> [DATASET ENTRIES]:
________________________________________

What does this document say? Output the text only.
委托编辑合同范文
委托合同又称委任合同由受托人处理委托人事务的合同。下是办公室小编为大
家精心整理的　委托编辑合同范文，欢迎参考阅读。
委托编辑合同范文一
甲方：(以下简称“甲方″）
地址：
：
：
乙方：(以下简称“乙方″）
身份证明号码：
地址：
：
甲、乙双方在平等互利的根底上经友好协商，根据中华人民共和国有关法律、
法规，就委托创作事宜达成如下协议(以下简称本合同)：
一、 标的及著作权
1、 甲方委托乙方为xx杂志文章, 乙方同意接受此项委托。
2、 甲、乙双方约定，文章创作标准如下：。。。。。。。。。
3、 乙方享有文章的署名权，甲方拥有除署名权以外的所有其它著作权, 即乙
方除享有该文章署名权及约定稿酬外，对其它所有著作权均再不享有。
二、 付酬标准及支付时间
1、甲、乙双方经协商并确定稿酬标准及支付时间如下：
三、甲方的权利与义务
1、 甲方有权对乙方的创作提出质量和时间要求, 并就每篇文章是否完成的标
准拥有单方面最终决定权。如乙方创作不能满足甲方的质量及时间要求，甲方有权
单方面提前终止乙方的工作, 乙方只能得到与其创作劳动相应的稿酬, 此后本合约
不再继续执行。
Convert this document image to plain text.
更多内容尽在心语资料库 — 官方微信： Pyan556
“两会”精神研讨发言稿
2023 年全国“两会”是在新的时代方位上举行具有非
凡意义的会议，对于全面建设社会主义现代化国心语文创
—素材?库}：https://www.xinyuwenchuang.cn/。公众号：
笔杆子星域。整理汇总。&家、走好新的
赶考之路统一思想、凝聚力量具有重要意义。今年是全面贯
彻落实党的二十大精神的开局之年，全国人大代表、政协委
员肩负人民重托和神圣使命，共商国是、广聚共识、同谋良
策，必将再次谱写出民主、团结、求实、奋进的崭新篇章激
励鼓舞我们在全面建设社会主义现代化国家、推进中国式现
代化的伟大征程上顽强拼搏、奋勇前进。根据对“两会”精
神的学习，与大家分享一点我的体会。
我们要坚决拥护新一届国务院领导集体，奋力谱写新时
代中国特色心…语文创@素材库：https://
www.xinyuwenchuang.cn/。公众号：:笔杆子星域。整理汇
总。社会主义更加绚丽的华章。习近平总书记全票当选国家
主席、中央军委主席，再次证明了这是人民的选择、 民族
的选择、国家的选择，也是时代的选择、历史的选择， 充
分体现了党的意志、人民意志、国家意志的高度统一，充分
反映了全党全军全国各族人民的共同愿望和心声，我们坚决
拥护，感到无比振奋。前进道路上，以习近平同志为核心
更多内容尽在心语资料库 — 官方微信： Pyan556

________________________________________

Provide all the records again, word for word.

> [RESULT]:
What does this document say? Output the text only.
委托编辑合同范文
委托合同又称委任合同由受托人处理委托人事务的合同。下是办公室小编为大
家精心整理的　委托编辑合同范文，欢迎参考阅读。
委托编辑合同范文一
甲方：(以下简称“甲方″）
地址：
：
：
乙方：(以下简称“乙方″）
身份证明号码：
地址：
：
甲、乙双方在平等互利的根底上经友好协商，根据中华人民共和国有关法律、
法规，就委托创作事宜达成如下协议(以下简称本合同)：
一、 标的及著作权
1、 甲方委托乙方为xx杂志文章, 乙方同意接受此项委托。
2、 甲、乙双方约定，文章创作标准如下：。。。。。。。。。
3、 乙方享有文章的署名权，甲方拥有除署名权以外的所有其它著作权, 即乙
方除享有该文章署名权及约定稿酬外，对其它所有著作权均再不享有。
二、 付酬标准及支付时间
1、甲、乙双方经协商并确定稿酬标准及支付时间如下：
三、甲方的权利与义务
1、 甲方有权对乙方的创作提出质量和时间要求, 并就每篇文章是否完成的标
准拥有单方面最终决定权。如乙方创作不能满足甲方的质量及时间要求，甲方有权
单方面提前终止乙方的工作, 乙方只能得到与其创作劳动相应的稿酬, 此后本合约
不再继续执行。
Convert this document image to plain text.
更多内容尽在心语资料库 — 官方微信： Pyan556
“两会”精神研讨发言稿
2023 年全国“两会”是在新的时代方位上举行具有非
凡意义的会议，对于全面建设社会主义现代化国心语文创
—素材?库}：https://www.xinyuwenchuang.cn/。公众号：
笔杆子星域。整理汇总。&家、走好新的
赶考之路统一思想、凝聚力量具有重要意义。今年是全面贯
彻落实党的二十大精神的开局之年，全国人大代表、政协委
员肩负人民重托和神圣使命，共商国是、广聚共识、同谋良
策，必将再次谱写出民主、团结、求实、奋进的崭新篇章激
励鼓舞我们在全面建设社会主义现代化国家、推进中国式现
代化的伟大征程上顽强拼搏、奋勇前进。根据对“两会”精
神的学习，与大家分享一点我的体会。
我们要坚决拥护新一届国务院领导集体，奋力谱写新时
代中国特色心…语文创@素材库：https://
www.xinyuwenchuang.cn/。公众号：:笔杆子星域。整理汇
总。社会主义更加绚丽的华章。习近平总书记全票当选国家
主席、中央军委主席，再次证明了这是人民的选择、 民族
的选择、国家的选择，也是时代的选择、历史的选择， 充
分体现了党的意志、人民意志、国家意志的高度统一，充分
反映了全党全军全国各族人民的共同愿望和心声，我们坚决
拥护，感到无比振奋。前进道路上，以习近平同志为核心
更多内容尽在心语资料库 — 官方微信： Pyan556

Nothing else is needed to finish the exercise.